* **Provided information**

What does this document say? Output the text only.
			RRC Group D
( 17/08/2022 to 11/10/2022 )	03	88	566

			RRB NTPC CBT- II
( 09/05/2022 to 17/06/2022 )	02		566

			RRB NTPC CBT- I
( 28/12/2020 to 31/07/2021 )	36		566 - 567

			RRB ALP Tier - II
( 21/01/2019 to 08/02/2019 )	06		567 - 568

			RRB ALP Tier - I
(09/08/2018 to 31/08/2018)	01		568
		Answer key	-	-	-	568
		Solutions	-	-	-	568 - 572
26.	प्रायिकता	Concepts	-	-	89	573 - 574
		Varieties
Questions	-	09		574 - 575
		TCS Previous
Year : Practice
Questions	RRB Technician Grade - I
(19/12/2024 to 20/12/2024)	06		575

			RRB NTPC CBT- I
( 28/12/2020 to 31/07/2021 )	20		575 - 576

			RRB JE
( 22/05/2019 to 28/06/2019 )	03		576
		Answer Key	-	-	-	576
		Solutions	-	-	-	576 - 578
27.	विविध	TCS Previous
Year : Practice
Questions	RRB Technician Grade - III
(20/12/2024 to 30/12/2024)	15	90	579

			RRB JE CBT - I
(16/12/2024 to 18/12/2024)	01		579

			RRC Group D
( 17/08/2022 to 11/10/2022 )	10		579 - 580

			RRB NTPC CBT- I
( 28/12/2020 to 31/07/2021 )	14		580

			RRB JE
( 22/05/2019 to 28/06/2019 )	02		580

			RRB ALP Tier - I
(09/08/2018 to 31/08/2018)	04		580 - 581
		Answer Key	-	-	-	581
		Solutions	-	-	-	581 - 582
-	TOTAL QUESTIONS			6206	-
--
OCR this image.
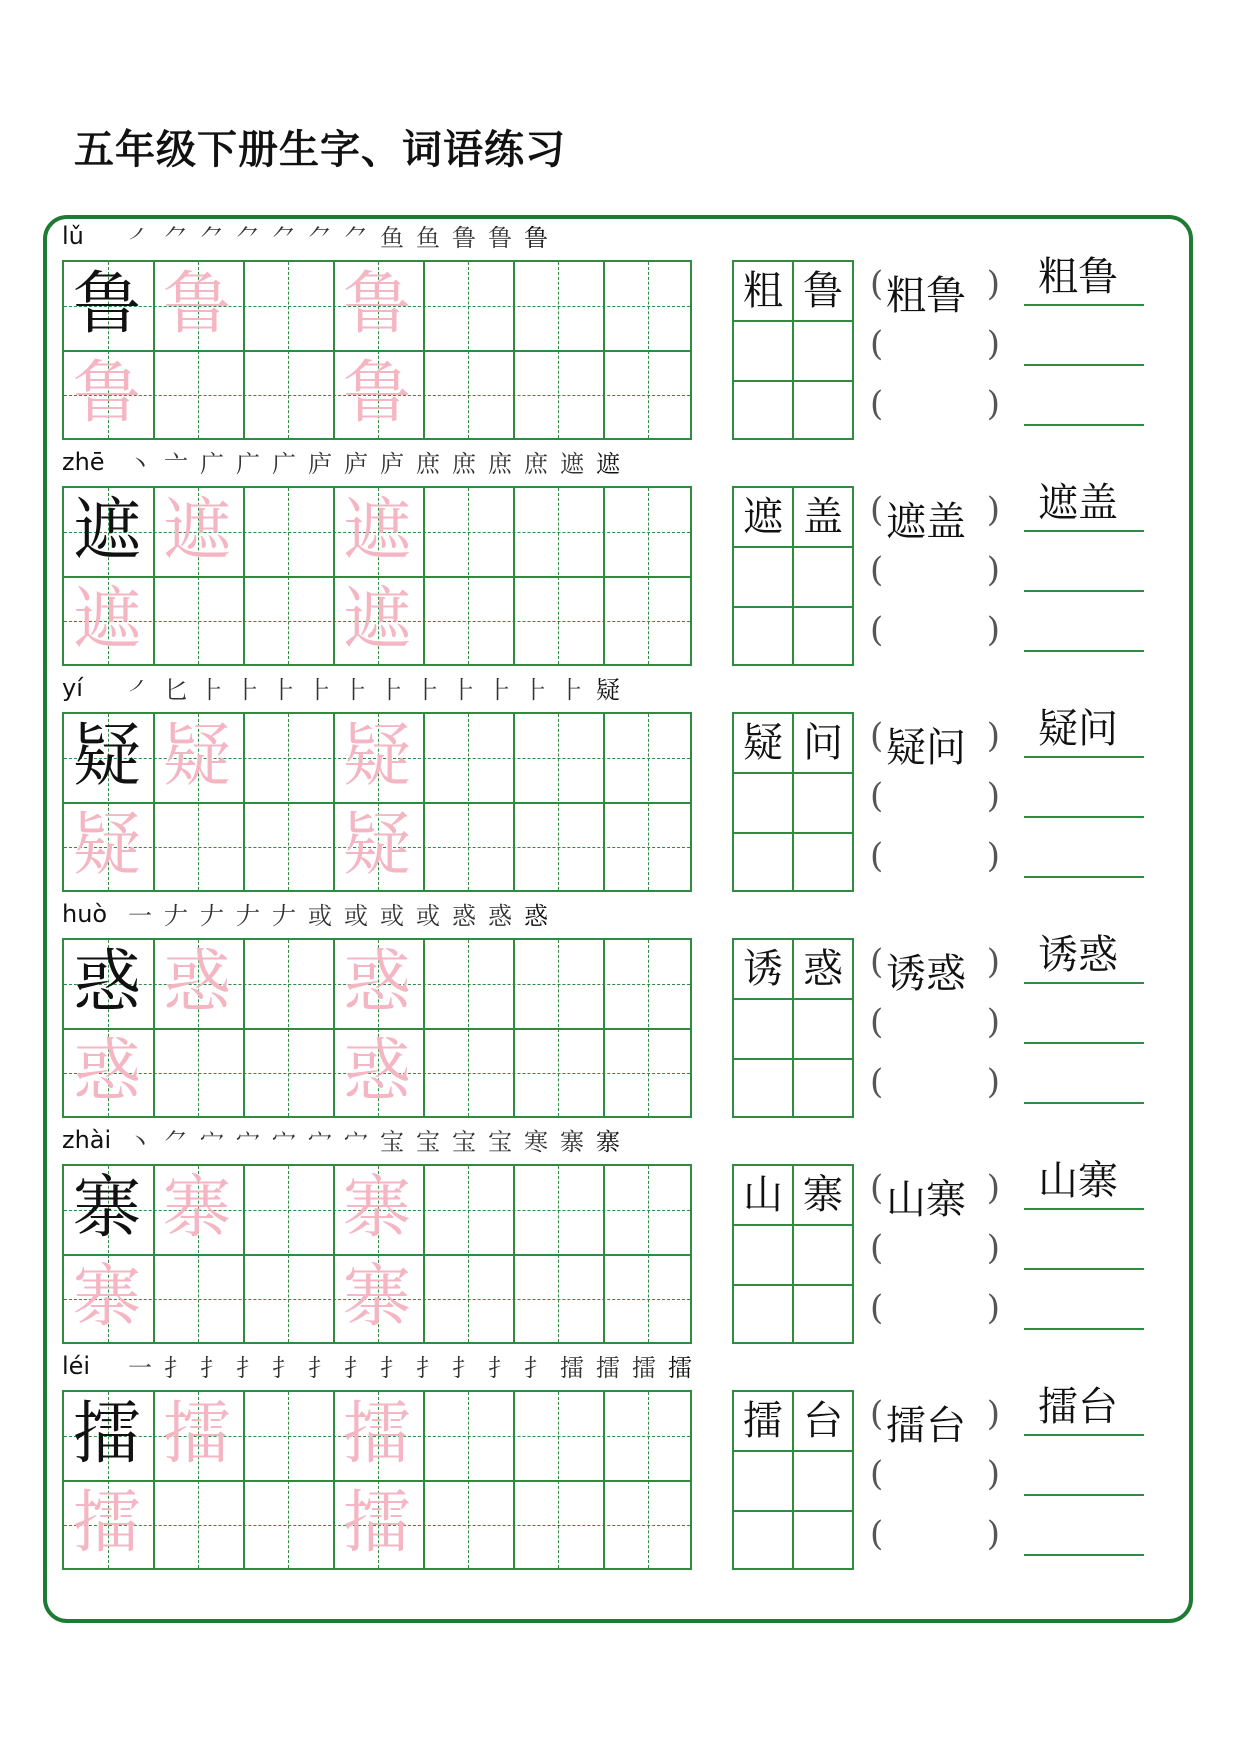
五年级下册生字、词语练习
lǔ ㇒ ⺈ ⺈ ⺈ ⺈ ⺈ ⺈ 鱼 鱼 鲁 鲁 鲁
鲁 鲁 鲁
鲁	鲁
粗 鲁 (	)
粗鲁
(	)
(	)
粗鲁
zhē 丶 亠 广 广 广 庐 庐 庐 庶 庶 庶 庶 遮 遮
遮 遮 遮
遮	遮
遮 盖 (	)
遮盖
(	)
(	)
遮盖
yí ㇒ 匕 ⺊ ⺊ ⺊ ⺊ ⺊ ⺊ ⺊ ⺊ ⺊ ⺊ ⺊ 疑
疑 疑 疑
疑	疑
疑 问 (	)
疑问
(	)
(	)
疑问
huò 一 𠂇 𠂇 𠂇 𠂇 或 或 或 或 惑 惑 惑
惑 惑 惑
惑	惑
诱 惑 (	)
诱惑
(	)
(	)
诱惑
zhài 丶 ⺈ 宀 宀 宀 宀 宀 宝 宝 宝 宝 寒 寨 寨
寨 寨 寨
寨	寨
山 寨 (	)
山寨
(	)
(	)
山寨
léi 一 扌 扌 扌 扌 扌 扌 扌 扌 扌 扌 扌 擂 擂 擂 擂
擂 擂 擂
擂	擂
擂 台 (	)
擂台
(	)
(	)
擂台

* **To be done**
Look over the listing above. Pick out and copy every line that includes "Grade".

* **Response below**
Questions	RRB Technician Grade - I
Questions	RRB Technician Grade - III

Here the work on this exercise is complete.